**Saved data entries**

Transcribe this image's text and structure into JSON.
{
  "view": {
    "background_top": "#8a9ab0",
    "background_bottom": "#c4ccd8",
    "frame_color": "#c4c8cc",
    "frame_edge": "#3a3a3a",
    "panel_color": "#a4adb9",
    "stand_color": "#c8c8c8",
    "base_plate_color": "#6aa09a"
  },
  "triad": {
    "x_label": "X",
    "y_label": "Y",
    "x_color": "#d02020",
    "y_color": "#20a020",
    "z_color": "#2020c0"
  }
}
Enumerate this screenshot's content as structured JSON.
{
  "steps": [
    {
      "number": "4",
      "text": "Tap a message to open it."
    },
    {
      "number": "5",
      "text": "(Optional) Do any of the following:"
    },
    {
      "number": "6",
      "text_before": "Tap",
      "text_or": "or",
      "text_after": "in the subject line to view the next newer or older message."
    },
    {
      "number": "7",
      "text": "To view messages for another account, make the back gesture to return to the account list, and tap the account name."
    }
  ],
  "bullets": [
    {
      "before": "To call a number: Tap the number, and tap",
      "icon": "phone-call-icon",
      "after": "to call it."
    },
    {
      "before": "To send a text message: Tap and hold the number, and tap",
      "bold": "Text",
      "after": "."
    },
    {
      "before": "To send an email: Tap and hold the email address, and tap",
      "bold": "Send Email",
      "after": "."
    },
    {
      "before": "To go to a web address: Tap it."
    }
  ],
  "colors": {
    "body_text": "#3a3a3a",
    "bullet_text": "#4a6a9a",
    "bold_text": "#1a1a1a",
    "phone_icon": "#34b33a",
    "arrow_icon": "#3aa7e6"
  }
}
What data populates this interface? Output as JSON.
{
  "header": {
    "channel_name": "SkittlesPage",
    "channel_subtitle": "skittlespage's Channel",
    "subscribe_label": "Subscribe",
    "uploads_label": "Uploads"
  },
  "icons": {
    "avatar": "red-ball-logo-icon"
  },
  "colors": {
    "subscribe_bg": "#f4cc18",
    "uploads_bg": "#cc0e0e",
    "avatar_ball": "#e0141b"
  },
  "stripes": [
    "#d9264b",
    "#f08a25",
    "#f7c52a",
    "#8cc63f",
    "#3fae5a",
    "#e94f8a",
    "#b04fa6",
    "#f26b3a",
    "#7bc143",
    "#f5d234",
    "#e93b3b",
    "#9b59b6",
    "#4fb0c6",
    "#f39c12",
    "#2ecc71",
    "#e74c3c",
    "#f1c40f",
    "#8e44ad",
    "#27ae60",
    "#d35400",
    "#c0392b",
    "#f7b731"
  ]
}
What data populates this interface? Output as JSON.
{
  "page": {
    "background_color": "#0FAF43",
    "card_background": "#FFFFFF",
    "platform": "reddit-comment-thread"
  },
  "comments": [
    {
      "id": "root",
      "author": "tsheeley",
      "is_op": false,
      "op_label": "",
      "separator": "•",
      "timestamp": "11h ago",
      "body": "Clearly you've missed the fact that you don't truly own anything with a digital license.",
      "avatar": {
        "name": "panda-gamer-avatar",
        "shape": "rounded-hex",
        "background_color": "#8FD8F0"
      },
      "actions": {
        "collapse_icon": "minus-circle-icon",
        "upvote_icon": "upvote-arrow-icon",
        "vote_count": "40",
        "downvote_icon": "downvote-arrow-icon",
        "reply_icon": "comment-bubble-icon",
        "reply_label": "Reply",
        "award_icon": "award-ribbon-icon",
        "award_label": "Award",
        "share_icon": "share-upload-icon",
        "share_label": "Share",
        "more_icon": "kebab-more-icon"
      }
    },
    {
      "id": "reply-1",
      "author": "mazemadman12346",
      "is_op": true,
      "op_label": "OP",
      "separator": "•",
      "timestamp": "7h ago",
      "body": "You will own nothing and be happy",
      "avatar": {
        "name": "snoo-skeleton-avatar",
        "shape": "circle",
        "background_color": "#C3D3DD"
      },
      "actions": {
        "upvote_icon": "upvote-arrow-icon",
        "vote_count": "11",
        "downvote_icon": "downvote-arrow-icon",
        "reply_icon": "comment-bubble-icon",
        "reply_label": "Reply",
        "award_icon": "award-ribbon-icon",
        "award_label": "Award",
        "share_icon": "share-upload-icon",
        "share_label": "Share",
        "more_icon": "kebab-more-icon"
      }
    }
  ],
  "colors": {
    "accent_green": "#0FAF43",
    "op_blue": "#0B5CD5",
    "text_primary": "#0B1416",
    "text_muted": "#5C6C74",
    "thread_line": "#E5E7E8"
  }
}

**Work to be completed**
Extract each record, keeping it identical to the original.

**Written solution**
Transcribe this image's text and structure into JSON.
{
  "view": {
    "background_top": "#8a9ab0",
    "background_bottom": "#c4ccd8",
    "frame_color": "#c4c8cc",
    "frame_edge": "#3a3a3a",
    "panel_color": "#a4adb9",
    "stand_color": "#c8c8c8",
    "base_plate_color": "#6aa09a"
  },
  "triad": {
    "x_label": "X",
    "y_label": "Y",
    "x_color": "#d02020",
    "y_color": "#20a020",
    "z_color": "#2020c0"
  }
}
Enumerate this screenshot's content as structured JSON.
{
  "steps": [
    {
      "number": "4",
      "text": "Tap a message to open it."
    },
    {
      "number": "5",
      "text": "(Optional) Do any of the following:"
    },
    {
      "number": "6",
      "text_before": "Tap",
      "text_or": "or",
      "text_after": "in the subject line to view the next newer or older message."
    },
    {
      "number": "7",
      "text": "To view messages for another account, make the back gesture to return to the account list, and tap the account name."
    }
  ],
  "bullets": [
    {
      "before": "To call a number: Tap the number, and tap",
      "icon": "phone-call-icon",
      "after": "to call it."
    },
    {
      "before": "To send a text message: Tap and hold the number, and tap",
      "bold": "Text",
      "after": "."
    },
    {
      "before": "To send an email: Tap and hold the email address, and tap",
      "bold": "Send Email",
      "after": "."
    },
    {
      "before": "To go to a web address: Tap it."
    }
  ],
  "colors": {
    "body_text": "#3a3a3a",
    "bullet_text": "#4a6a9a",
    "bold_text": "#1a1a1a",
    "phone_icon": "#34b33a",
    "arrow_icon": "#3aa7e6"
  }
}
What data populates this interface? Output as JSON.
{
  "header": {
    "channel_name": "SkittlesPage",
    "channel_subtitle": "skittlespage's Channel",
    "subscribe_label": "Subscribe",
    "uploads_label": "Uploads"
  },
  "icons": {
    "avatar": "red-ball-logo-icon"
  },
  "colors": {
    "subscribe_bg": "#f4cc18",
    "uploads_bg": "#cc0e0e",
    "avatar_ball": "#e0141b"
  },
  "stripes": [
    "#d9264b",
    "#f08a25",
    "#f7c52a",
    "#8cc63f",
    "#3fae5a",
    "#e94f8a",
    "#b04fa6",
    "#f26b3a",
    "#7bc143",
    "#f5d234",
    "#e93b3b",
    "#9b59b6",
    "#4fb0c6",
    "#f39c12",
    "#2ecc71",
    "#e74c3c",
    "#f1c40f",
    "#8e44ad",
    "#27ae60",
    "#d35400",
    "#c0392b",
    "#f7b731"
  ]
}
What data populates this interface? Output as JSON.
{
  "page": {
    "background_color": "#0FAF43",
    "card_background": "#FFFFFF",
    "platform": "reddit-comment-thread"
  },
  "comments": [
    {
      "id": "root",
      "author": "tsheeley",
      "is_op": false,
      "op_label": "",
      "separator": "•",
      "timestamp": "11h ago",
      "body": "Clearly you've missed the fact that you don't truly own anything with a digital license.",
      "avatar": {
        "name": "panda-gamer-avatar",
        "shape": "rounded-hex",
        "background_color": "#8FD8F0"
      },
      "actions": {
        "collapse_icon": "minus-circle-icon",
        "upvote_icon": "upvote-arrow-icon",
        "vote_count": "40",
        "downvote_icon": "downvote-arrow-icon",
        "reply_icon": "comment-bubble-icon",
        "reply_label": "Reply",
        "award_icon": "award-ribbon-icon",
        "award_label": "Award",
        "share_icon": "share-upload-icon",
        "share_label": "Share",
        "more_icon": "kebab-more-icon"
      }
    },
    {
      "id": "reply-1",
      "author": "mazemadman12346",
      "is_op": true,
      "op_label": "OP",
      "separator": "•",
      "timestamp": "7h ago",
      "body": "You will own nothing and be happy",
      "avatar": {
        "name": "snoo-skeleton-avatar",
        "shape": "circle",
        "background_color": "#C3D3DD"
      },
      "actions": {
        "upvote_icon": "upvote-arrow-icon",
        "vote_count": "11",
        "downvote_icon": "downvote-arrow-icon",
        "reply_icon": "comment-bubble-icon",
        "reply_label": "Reply",
        "award_icon": "award-ribbon-icon",
        "award_label": "Award",
        "share_icon": "share-upload-icon",
        "share_label": "Share",
        "more_icon": "kebab-more-icon"
      }
    }
  ],
  "colors": {
    "accent_green": "#0FAF43",
    "op_blue": "#0B5CD5",
    "text_primary": "#0B1416",
    "text_muted": "#5C6C74",
    "thread_line": "#E5E7E8"
  }
}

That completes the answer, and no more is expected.